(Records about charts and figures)

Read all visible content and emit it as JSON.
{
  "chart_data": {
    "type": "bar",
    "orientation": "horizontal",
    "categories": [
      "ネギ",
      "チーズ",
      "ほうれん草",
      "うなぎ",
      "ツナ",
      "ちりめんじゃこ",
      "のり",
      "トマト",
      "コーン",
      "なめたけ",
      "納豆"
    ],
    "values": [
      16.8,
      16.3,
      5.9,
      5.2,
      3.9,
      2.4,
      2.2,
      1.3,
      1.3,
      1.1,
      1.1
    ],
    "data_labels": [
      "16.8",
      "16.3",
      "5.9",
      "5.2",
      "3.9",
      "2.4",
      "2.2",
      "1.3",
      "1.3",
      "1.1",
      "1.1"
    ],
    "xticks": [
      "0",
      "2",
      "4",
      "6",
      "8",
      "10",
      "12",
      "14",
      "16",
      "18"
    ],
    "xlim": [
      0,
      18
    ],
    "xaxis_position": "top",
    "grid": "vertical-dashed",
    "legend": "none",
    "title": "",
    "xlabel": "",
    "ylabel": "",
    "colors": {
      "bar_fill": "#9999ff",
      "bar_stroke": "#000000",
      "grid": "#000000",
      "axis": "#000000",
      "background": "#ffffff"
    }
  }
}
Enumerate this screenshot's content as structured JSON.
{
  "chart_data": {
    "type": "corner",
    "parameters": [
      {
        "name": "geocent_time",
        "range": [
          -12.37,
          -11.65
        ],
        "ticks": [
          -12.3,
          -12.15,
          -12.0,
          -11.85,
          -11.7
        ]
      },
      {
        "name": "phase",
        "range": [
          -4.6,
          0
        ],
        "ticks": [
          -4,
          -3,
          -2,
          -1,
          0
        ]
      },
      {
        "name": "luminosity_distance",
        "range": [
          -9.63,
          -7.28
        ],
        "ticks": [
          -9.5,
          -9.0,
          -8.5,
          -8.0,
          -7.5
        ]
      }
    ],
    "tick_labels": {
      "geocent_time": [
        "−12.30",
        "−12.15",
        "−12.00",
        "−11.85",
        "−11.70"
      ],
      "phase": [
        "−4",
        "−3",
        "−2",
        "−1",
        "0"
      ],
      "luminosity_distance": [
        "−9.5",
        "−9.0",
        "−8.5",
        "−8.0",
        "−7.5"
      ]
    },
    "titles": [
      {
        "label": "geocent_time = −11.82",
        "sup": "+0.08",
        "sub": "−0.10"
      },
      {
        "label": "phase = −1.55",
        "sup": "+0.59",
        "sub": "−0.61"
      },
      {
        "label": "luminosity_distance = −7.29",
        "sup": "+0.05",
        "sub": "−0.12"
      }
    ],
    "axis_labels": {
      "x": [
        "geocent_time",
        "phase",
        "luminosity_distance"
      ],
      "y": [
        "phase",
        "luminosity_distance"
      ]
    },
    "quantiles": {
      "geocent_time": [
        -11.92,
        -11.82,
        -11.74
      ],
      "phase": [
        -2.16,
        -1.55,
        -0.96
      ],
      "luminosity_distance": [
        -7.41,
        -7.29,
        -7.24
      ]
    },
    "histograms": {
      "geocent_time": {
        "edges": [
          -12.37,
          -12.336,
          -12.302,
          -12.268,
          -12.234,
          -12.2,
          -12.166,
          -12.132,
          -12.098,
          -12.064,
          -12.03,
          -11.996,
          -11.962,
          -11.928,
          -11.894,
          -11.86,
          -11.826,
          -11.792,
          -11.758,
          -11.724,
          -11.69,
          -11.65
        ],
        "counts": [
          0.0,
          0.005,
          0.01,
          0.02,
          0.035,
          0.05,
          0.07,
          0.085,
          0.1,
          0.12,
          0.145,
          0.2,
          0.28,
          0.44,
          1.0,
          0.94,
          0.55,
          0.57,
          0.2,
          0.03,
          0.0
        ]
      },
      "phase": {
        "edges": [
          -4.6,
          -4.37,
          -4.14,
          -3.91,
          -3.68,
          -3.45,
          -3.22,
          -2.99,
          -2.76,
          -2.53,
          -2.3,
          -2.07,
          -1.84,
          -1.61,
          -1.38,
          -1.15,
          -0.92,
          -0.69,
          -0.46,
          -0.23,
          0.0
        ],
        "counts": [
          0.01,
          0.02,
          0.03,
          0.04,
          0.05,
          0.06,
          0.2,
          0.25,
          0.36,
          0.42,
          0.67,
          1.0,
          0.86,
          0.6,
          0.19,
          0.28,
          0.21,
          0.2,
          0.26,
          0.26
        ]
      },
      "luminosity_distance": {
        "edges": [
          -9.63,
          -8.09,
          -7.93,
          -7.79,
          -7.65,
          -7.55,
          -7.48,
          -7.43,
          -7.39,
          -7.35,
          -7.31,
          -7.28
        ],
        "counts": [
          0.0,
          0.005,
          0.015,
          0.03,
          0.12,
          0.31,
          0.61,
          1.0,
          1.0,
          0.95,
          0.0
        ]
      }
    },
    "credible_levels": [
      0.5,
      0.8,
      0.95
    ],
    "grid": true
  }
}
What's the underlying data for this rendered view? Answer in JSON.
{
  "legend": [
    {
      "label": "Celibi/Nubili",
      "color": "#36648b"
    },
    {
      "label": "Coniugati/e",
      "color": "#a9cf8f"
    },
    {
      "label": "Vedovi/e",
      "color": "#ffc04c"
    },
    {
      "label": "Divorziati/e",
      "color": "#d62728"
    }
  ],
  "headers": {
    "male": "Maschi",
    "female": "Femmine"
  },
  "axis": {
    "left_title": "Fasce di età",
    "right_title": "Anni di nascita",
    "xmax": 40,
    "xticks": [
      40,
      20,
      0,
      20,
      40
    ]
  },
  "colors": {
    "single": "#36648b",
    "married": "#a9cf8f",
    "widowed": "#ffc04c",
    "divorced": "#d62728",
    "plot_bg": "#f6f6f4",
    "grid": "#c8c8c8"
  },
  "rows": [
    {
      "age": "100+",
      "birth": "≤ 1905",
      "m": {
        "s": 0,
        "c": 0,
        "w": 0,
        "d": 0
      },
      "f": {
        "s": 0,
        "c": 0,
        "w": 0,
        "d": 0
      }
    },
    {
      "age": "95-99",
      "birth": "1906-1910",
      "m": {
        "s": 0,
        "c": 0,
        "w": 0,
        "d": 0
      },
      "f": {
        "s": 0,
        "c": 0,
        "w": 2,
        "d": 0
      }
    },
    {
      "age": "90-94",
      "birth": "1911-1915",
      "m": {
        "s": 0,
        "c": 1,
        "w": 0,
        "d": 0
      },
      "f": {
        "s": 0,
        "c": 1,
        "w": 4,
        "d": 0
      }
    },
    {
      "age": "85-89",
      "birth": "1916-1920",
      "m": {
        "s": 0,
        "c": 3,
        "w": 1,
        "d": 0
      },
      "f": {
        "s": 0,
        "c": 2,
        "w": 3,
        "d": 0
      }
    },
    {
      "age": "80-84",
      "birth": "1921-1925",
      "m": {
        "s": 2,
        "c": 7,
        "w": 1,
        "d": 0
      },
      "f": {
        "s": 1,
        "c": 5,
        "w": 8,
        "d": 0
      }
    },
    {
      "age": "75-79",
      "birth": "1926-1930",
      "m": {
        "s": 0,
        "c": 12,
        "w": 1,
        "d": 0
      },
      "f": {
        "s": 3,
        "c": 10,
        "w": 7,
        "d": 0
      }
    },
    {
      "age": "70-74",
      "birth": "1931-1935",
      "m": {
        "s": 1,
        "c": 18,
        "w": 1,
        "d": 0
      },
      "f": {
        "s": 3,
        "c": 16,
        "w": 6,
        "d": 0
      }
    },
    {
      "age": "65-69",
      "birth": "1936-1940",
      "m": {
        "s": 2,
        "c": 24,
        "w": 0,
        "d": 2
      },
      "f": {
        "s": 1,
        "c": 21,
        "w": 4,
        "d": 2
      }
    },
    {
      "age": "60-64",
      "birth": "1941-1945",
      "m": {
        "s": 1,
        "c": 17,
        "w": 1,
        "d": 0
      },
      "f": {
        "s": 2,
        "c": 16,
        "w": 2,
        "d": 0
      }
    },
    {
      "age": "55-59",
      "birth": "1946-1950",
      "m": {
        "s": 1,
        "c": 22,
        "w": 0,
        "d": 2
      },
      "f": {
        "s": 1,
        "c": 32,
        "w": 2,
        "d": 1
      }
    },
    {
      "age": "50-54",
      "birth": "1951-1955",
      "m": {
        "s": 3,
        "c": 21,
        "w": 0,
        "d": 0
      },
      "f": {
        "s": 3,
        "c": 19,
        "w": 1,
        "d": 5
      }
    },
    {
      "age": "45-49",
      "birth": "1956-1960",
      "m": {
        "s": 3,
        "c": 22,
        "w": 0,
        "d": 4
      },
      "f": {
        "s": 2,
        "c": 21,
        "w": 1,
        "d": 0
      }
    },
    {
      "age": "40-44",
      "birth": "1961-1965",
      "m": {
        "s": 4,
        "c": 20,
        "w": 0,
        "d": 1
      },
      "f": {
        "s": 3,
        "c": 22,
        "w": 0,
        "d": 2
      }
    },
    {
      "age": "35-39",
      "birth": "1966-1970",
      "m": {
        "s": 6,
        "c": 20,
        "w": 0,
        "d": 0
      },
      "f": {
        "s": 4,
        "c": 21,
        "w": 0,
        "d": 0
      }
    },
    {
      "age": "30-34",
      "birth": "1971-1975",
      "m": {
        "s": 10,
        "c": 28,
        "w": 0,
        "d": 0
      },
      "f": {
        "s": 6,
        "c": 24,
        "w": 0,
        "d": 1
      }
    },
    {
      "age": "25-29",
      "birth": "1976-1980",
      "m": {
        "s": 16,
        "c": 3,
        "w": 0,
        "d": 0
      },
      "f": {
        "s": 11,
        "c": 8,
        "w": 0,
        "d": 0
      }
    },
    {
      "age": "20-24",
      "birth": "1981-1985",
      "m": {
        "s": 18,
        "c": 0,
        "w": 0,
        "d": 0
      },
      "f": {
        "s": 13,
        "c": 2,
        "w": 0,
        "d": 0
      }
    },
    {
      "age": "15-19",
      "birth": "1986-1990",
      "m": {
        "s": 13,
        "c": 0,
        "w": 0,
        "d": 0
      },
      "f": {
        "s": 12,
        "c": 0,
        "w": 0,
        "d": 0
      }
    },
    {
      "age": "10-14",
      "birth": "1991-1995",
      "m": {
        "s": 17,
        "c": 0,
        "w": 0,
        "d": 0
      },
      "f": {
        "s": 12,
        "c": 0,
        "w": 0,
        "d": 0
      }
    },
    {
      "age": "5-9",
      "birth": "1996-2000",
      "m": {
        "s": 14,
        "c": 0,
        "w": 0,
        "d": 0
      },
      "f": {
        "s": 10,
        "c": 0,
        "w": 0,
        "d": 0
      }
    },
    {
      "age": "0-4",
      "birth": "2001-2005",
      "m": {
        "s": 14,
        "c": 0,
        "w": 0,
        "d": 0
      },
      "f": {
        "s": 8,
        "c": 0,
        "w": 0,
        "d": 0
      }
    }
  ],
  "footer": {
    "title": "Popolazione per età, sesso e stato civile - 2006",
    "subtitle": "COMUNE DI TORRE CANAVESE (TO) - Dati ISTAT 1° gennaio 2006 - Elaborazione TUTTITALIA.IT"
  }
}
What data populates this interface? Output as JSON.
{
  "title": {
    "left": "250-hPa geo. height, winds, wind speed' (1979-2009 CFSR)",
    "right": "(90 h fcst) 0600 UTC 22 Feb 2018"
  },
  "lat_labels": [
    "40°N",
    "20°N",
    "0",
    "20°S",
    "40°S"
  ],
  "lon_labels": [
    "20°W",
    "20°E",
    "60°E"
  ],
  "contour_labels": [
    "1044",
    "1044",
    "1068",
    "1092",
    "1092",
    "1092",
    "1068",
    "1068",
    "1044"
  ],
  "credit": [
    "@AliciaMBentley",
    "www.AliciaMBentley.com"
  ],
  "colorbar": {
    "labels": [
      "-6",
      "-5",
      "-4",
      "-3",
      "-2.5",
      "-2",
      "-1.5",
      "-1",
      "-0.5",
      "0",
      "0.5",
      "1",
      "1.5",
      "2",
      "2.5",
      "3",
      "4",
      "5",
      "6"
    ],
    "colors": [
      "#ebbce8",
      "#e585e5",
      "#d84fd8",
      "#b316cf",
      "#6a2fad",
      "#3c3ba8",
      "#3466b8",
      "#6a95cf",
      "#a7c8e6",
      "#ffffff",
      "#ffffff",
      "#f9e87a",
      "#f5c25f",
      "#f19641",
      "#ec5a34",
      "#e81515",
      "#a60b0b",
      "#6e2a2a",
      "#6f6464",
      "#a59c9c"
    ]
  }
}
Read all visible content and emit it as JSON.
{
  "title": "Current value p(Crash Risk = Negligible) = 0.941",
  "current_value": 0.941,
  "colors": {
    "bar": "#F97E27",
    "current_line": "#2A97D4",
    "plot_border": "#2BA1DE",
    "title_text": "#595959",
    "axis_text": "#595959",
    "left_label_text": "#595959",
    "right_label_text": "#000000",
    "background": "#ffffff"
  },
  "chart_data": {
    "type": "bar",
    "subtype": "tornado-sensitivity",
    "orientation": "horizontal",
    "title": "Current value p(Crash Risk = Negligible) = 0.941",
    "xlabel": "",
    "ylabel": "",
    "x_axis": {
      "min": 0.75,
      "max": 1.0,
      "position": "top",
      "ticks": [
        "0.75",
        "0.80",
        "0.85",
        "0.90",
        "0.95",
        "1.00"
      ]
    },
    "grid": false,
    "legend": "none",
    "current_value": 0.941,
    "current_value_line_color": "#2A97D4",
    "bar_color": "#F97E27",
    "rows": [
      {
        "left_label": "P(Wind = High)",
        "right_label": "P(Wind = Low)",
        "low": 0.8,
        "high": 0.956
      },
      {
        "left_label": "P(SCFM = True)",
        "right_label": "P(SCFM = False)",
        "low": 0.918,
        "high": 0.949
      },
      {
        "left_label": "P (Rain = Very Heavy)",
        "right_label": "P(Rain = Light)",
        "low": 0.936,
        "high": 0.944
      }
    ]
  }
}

# Exercise objective:
Scan the data above and copy every line with "this" in it.

# Task result:
Enumerate this screenshot's content as structured JSON.
What's the underlying data for this rendered view? Answer in JSON.
What data populates this interface? Output as JSON.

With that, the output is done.